• _Directions_:
Pick out each line with the word "CORE" from the material that follows.
*** Provided entries
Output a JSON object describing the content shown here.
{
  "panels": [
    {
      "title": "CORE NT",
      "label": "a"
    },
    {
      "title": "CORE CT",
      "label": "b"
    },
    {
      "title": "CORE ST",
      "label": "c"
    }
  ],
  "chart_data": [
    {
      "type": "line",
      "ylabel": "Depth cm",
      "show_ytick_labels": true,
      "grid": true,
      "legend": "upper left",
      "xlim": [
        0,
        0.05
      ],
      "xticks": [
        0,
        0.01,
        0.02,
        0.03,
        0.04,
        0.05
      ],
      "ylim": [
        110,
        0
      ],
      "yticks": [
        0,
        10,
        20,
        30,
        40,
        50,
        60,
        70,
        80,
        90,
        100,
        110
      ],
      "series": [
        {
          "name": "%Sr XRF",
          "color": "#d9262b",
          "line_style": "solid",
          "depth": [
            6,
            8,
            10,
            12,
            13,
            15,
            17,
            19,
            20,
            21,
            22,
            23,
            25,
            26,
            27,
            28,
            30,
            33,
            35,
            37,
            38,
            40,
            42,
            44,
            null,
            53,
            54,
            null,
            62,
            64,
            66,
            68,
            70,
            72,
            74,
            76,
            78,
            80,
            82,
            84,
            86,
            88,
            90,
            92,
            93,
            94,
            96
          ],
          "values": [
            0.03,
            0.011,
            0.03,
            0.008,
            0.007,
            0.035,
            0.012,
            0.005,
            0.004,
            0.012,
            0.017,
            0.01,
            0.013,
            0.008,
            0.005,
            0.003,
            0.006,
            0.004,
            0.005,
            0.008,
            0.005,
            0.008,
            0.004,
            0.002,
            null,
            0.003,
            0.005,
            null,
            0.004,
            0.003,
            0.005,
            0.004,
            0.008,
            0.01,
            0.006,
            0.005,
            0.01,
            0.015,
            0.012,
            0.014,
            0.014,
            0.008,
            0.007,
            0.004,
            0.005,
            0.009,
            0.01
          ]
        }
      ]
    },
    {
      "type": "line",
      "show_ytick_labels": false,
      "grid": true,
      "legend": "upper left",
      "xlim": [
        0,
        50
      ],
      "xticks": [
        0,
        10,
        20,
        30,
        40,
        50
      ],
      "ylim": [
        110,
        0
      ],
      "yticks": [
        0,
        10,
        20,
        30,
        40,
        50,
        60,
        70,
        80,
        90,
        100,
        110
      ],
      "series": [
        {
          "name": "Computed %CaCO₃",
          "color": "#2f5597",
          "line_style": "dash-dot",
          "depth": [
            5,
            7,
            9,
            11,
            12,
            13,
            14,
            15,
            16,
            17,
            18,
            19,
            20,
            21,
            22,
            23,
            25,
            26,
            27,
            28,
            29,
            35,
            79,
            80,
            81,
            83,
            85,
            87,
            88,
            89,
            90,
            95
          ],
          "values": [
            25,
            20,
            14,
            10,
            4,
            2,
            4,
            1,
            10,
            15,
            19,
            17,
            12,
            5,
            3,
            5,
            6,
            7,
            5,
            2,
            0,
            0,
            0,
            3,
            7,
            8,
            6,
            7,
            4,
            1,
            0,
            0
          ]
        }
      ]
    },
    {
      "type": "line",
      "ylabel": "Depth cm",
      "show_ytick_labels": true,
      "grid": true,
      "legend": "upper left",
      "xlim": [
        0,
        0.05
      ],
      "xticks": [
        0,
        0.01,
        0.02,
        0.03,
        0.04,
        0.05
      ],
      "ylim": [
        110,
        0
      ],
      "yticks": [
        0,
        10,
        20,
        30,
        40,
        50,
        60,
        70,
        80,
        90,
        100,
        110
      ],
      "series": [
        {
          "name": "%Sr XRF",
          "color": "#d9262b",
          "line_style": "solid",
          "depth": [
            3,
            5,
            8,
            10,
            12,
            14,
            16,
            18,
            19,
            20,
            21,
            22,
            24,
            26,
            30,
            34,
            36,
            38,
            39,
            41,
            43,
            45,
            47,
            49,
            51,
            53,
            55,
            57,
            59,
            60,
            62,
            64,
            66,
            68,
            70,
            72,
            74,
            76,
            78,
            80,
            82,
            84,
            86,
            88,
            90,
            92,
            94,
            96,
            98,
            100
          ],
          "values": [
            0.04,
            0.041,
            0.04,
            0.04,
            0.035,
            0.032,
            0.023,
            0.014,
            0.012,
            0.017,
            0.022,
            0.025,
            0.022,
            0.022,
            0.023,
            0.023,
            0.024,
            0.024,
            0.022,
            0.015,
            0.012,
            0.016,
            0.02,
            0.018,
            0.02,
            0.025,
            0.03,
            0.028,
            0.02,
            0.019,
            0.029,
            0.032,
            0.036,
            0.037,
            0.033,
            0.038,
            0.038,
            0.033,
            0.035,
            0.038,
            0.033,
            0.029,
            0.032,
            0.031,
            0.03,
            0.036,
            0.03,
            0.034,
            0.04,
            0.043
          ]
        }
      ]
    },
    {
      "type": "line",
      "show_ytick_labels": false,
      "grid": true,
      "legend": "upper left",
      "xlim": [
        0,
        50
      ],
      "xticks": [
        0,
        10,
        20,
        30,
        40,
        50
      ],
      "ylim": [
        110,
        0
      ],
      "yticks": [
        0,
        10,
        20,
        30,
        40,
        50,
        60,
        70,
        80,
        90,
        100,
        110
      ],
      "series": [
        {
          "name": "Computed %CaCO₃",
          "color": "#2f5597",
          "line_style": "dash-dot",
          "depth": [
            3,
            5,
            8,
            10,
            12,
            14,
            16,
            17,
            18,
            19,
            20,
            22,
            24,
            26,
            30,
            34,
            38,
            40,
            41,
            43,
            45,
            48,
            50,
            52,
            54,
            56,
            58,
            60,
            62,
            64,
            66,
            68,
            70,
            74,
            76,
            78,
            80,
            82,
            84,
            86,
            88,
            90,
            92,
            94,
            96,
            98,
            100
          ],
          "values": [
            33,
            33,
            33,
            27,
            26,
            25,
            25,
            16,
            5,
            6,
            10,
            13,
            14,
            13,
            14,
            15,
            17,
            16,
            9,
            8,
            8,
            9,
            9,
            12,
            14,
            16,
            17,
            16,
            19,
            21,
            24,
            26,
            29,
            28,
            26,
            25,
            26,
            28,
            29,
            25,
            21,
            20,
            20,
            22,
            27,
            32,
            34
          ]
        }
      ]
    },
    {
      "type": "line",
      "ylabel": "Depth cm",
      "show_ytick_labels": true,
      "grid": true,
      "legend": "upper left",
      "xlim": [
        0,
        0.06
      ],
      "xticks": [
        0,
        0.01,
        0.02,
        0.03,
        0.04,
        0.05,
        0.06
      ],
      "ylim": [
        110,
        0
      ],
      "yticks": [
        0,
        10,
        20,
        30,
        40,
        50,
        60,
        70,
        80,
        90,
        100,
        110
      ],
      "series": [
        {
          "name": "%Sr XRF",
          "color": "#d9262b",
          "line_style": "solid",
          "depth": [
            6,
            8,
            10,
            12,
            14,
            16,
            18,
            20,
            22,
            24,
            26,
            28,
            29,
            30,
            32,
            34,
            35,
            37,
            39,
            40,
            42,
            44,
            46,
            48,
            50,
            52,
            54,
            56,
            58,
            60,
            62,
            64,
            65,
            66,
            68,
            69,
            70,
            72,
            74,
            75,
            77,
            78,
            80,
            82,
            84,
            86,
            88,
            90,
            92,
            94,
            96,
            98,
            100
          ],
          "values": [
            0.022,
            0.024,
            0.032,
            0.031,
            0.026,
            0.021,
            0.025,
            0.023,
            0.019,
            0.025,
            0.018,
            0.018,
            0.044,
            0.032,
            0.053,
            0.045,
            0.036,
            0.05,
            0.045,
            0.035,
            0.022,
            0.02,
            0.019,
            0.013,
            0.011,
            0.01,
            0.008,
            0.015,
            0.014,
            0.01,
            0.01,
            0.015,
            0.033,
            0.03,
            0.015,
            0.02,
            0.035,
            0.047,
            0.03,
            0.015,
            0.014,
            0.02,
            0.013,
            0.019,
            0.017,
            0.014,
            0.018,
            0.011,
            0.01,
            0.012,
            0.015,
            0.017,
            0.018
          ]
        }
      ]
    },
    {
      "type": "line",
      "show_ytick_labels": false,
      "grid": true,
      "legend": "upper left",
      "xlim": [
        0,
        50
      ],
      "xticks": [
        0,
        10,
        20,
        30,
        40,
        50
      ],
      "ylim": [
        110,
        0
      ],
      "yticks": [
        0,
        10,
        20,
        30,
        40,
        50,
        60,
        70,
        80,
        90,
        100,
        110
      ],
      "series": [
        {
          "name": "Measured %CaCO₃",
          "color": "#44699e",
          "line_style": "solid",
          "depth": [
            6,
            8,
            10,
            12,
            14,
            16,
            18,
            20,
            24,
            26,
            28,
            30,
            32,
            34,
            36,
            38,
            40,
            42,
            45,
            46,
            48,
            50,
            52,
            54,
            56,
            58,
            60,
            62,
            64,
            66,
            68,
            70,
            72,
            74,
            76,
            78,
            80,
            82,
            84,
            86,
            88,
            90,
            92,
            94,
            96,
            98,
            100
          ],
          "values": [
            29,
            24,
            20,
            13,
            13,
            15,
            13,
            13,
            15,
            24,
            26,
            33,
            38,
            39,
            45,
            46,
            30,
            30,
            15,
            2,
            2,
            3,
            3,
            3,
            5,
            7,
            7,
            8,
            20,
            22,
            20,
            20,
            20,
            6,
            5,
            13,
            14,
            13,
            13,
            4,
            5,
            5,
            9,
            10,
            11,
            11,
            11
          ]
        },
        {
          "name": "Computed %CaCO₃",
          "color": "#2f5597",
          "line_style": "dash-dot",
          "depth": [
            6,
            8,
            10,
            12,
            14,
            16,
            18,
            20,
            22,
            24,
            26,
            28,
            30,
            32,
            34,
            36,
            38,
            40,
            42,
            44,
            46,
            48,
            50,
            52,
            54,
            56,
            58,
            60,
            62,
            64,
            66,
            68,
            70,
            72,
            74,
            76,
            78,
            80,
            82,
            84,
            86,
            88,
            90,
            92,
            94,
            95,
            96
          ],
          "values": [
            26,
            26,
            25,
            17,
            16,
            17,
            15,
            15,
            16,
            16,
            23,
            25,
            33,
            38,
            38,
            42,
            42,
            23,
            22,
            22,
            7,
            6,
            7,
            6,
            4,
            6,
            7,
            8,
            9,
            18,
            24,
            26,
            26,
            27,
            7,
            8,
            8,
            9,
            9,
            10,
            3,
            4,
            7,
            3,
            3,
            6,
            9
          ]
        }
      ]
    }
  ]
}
******
• _The result_:
      "title": "CORE NT",
      "title": "CORE CT",
      "title": "CORE ST",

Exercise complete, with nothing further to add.